**Consigne**
Recopiez le passage de l'extrait sur l'égalité à l'école situé entre « Et maintenant, où » et « liberté de tous ? », ces deux bornes comprises.

**Extrait choisi**
━━━━━━━━━━━━━━━━━━━━━━━━━━━━━━
Et maintenant, où en sommes-nous ? Quelle égalité peut-il y avoir, à l’orée de l’école élémentaire quand, dans certaines classes, on ne parvient pas à cet équilibre entre droits et devoirs, garant de la liberté de tous ?
Ici, depuis la Toute Petite Section, on propose des albums adaptés où la langue utilisée imite maladroitement le charabia que nos tout-petits emploient par défaut[4]. On se cache derrière cette ignorance commune à tous les petits pour leur refuser le temps et l’occasion d’accéder au vrai langage des livres, avec ses phrases riches, ses passés simples, son vocabulaire choisi. On prive d’un véritable accès à la langue française les enfants dont la vie hors la salle de classe se déroule dans une autre langue. Plus loin, le terme banlieue retrouve son sens étymologique. Parce que l’école est située au bas des tours et des barres d’une cité, on élabore un projet pédagogique qui ne sort pas de l’image qu’on se fait du Jeune ayant grandi hors les murs de la citadelle.
Comment croire encore à ce creuset égalisateur quand l’égalité des sexes disparaît du quotidien et qu’une maîtresse écrit en bleu ciel les prénoms des garçons et en rose ceux des filles ? Qu’aux uns, elle offre en récompense des images de super-héros pendant que les autres reçoivent des princesses pailletées ? Quand l’égalité des enfants au sein d’une même classe est abandonnée, qu’on les trie selon un niveau scolaire supposé[5] et qu’on leur distribue des brevets et des classements dans tous les domaines y compris celui de la pâte à modeler…
On peut bien ensuite, en élémentaire ou au collège, inventer des classes d’excellence, bilangues, européennes, CHAM ou sport-études et les installer dans ces zones défavorisées ! C’est méritoire mais illusoire d’essayer d’empêcher de partir, de faire revenir ou d’attirer tous ceux dont les parents espéraient que l’école apportât un petit peu plus à leurs enfants. Et on comprend qu’ils aient cherché autre chose que ce que leur progéniture connaissait déjà dans leurs quartiers difficiles. On a beau jeu ensuite de déplorer leur perte. On peut aussi crier d’horreur en les voyant prêts à se laisser manipuler par des adultes sans scrupule, tout simplement parce que ceux-ci semblent leur offrir enfin un cadre sécurisant ou un avenir gratifiant. Comment reprocher à ces enfants perdus de se laisser séduire par des valeurs hélas bien éloignées de celles que nous avons refusé de partager avec eux ?
━━━━━━━━━━━━━━━━━━━━━━━━━━━━━━
**Données fournies**
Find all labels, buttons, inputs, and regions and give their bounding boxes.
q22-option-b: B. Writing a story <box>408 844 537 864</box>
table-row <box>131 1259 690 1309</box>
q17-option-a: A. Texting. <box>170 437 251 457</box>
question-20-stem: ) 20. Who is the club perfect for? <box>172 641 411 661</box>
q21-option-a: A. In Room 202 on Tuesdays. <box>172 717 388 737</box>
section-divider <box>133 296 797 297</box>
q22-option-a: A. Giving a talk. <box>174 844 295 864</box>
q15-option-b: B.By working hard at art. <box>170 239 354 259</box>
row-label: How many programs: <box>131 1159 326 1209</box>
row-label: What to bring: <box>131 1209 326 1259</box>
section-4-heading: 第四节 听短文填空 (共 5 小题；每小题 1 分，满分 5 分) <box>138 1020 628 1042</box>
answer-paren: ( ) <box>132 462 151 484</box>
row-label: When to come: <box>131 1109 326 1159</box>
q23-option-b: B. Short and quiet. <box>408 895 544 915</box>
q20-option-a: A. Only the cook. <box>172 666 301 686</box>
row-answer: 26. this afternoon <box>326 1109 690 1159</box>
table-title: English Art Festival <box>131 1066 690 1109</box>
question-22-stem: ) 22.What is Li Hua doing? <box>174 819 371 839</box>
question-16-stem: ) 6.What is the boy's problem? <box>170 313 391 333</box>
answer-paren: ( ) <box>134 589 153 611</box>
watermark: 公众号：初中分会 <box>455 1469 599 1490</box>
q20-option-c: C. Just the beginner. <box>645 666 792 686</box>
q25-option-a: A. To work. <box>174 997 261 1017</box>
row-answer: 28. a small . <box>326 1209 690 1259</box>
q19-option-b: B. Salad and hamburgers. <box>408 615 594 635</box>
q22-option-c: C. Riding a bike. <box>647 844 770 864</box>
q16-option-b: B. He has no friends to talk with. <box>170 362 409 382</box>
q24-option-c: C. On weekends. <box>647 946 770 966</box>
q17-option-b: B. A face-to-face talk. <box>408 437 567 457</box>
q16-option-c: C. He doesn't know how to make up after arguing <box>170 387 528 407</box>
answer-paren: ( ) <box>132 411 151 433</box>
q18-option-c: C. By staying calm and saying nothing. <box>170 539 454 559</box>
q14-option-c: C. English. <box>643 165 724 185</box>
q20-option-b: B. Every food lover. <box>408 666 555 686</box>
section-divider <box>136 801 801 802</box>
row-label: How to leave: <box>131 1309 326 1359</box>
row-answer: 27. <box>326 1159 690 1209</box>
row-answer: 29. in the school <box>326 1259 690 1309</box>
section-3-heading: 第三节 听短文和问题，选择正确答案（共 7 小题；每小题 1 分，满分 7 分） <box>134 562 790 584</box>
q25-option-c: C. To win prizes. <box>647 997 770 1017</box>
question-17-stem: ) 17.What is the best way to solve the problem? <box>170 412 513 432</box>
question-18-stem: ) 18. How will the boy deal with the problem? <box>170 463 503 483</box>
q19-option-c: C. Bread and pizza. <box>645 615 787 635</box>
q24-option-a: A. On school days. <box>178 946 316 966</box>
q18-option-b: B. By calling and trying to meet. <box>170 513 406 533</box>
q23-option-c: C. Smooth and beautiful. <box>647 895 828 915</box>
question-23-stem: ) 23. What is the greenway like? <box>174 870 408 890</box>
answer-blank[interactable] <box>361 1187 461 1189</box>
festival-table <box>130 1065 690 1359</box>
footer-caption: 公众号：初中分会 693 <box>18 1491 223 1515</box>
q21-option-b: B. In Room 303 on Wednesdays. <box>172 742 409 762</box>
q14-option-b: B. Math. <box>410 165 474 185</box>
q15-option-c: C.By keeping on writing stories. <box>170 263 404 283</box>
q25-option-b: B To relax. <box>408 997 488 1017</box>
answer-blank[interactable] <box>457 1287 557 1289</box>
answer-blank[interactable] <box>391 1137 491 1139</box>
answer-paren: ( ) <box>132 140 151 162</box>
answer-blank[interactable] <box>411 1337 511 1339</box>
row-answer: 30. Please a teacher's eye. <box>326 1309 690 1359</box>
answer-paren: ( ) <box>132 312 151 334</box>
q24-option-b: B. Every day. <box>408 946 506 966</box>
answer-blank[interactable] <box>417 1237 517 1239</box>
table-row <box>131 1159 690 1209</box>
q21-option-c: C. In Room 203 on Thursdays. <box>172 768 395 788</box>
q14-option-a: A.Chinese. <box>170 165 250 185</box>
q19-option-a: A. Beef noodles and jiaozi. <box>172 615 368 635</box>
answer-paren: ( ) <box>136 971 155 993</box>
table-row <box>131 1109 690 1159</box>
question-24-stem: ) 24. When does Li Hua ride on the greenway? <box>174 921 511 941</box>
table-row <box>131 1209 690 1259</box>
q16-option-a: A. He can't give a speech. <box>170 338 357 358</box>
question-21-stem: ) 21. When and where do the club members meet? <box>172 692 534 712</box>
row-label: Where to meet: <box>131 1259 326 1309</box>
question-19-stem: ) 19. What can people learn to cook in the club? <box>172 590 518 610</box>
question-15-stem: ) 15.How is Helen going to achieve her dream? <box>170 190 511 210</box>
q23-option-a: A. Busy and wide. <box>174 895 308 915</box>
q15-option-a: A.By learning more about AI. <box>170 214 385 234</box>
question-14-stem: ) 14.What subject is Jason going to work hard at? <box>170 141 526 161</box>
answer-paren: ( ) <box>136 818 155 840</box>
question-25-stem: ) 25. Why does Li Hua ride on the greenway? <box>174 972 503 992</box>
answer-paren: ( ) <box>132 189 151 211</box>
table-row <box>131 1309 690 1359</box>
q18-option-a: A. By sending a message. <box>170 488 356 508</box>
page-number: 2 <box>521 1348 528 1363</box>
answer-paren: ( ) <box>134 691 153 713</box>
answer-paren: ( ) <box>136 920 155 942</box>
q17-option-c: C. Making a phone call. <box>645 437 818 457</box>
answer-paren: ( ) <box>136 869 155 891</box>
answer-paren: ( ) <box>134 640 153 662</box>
━━━━━━━━━━━━━━━━━━━━━━━━━━━━━━
**Corrigé**
Et maintenant, où en sommes-nous ? Quelle égalité peut-il y avoir, à l’orée de l’école élémentaire quand, dans certaines classes, on ne parvient pas à cet équilibre entre droits et devoirs, garant de la liberté de tous ?